WHAT TO DO
Look for "letter" in the listing below. Gather each line that contains it.

━━━ DATA PROVIDED ━━━

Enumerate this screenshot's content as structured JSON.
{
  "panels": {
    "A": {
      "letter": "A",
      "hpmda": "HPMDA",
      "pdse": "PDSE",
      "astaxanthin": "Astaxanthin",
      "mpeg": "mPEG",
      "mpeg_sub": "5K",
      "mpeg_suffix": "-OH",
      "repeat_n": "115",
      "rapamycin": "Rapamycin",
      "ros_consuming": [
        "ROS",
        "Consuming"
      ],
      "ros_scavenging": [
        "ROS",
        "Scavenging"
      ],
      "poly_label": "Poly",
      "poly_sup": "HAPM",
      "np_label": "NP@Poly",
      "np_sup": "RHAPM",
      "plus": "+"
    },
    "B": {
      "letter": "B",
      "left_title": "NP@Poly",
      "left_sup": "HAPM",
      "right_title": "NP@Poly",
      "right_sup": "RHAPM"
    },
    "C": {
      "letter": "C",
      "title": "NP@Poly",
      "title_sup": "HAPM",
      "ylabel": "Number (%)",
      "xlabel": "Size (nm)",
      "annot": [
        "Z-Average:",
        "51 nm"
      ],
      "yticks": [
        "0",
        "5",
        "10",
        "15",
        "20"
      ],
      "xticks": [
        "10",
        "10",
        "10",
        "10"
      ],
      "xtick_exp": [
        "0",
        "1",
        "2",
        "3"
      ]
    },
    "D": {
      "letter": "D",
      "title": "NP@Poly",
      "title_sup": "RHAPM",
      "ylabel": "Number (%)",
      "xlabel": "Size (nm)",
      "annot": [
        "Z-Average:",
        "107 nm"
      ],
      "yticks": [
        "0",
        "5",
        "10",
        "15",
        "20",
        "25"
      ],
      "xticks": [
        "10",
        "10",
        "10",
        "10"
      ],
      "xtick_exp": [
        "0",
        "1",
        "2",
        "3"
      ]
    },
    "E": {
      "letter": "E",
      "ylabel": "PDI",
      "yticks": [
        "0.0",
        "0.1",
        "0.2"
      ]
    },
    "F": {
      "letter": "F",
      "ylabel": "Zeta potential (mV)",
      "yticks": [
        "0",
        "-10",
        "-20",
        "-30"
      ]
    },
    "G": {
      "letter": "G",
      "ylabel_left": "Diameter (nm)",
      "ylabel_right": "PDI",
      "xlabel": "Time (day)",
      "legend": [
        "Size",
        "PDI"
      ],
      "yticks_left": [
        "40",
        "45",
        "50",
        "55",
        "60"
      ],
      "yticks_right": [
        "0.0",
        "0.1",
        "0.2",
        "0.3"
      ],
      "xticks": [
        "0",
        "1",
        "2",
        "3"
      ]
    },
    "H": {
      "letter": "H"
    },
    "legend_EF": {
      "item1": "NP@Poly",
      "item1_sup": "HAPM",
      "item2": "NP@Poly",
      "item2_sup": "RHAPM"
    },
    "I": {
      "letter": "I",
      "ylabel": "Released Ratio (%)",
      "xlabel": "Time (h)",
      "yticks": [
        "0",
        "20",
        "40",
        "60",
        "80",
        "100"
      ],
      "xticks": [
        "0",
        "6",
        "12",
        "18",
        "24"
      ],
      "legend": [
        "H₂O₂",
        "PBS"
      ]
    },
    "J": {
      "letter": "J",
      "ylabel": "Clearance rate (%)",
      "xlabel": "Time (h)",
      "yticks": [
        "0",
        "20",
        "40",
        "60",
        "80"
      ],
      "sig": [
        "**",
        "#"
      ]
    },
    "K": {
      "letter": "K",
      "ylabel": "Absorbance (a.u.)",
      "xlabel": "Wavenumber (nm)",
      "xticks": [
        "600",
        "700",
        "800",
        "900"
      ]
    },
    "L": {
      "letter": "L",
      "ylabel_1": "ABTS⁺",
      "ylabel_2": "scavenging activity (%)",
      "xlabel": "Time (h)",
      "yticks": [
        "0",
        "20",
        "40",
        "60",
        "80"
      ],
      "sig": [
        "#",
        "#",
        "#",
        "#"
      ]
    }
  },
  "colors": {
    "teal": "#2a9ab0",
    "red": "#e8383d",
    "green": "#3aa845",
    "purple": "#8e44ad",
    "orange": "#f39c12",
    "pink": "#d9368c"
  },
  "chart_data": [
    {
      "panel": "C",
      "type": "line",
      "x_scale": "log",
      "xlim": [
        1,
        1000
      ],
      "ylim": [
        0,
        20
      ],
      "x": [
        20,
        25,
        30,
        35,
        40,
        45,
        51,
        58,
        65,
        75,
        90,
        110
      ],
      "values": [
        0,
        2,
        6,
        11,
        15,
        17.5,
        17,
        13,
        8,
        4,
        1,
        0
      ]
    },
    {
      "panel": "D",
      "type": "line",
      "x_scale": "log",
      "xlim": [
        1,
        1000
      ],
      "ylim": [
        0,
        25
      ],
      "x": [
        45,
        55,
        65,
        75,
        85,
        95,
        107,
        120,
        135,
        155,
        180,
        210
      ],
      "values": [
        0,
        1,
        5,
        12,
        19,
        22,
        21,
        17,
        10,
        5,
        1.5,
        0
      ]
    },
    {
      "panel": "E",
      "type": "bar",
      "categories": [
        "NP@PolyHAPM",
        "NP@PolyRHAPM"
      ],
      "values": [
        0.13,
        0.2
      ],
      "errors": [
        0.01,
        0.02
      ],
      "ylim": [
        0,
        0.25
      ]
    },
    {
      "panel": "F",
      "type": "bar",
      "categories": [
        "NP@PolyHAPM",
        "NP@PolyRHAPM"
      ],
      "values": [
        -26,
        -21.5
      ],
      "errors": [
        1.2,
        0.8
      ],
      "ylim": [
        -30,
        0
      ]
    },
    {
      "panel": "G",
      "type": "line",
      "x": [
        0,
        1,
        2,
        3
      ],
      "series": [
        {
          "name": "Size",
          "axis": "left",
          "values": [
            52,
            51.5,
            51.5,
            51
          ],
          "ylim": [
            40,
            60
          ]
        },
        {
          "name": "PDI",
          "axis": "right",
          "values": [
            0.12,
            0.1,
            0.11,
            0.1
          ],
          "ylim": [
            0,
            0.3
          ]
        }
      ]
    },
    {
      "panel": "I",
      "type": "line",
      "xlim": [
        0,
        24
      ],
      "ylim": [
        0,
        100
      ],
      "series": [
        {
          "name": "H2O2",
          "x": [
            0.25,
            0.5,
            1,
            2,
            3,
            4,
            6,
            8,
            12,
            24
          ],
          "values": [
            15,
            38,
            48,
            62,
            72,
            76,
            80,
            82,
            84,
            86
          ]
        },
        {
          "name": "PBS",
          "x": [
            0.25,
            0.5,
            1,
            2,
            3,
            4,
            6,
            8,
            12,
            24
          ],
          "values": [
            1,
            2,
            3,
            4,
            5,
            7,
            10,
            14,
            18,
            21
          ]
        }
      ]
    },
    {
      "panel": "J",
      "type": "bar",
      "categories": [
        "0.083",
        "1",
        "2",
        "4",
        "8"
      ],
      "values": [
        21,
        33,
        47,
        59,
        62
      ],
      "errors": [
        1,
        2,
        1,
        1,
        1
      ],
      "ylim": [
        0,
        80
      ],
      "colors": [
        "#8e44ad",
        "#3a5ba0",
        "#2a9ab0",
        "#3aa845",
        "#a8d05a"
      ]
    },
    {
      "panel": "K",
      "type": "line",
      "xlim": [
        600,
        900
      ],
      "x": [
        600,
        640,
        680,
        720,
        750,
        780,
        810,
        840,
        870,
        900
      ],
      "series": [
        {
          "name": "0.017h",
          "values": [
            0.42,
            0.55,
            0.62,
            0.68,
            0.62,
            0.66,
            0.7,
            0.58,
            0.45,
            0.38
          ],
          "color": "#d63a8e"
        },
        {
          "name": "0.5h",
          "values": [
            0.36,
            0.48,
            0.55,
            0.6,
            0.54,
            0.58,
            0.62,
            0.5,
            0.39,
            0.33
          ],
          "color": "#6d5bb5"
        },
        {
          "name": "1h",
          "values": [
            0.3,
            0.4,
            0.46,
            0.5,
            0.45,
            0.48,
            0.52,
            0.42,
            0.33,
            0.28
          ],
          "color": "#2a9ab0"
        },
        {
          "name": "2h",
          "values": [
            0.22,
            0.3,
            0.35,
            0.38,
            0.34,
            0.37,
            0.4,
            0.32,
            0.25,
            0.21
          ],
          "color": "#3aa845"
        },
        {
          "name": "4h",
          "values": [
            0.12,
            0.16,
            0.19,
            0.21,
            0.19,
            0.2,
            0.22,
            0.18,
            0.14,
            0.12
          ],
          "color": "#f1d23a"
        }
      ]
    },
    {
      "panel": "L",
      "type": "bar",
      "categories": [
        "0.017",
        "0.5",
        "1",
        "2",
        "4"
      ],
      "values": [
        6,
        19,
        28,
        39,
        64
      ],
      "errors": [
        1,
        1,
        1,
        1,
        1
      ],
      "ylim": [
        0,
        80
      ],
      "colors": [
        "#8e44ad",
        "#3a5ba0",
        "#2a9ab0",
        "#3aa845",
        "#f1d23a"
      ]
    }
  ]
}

━━━

ANSWER TO THE PROBLEM
      "letter": "A",
      "letter": "B",
      "letter": "C",
      "letter": "D",
      "letter": "E",
      "letter": "F",
      "letter": "G",
      "letter": "H"
      "letter": "I",
      "letter": "J",
      "letter": "K",
      "letter": "L",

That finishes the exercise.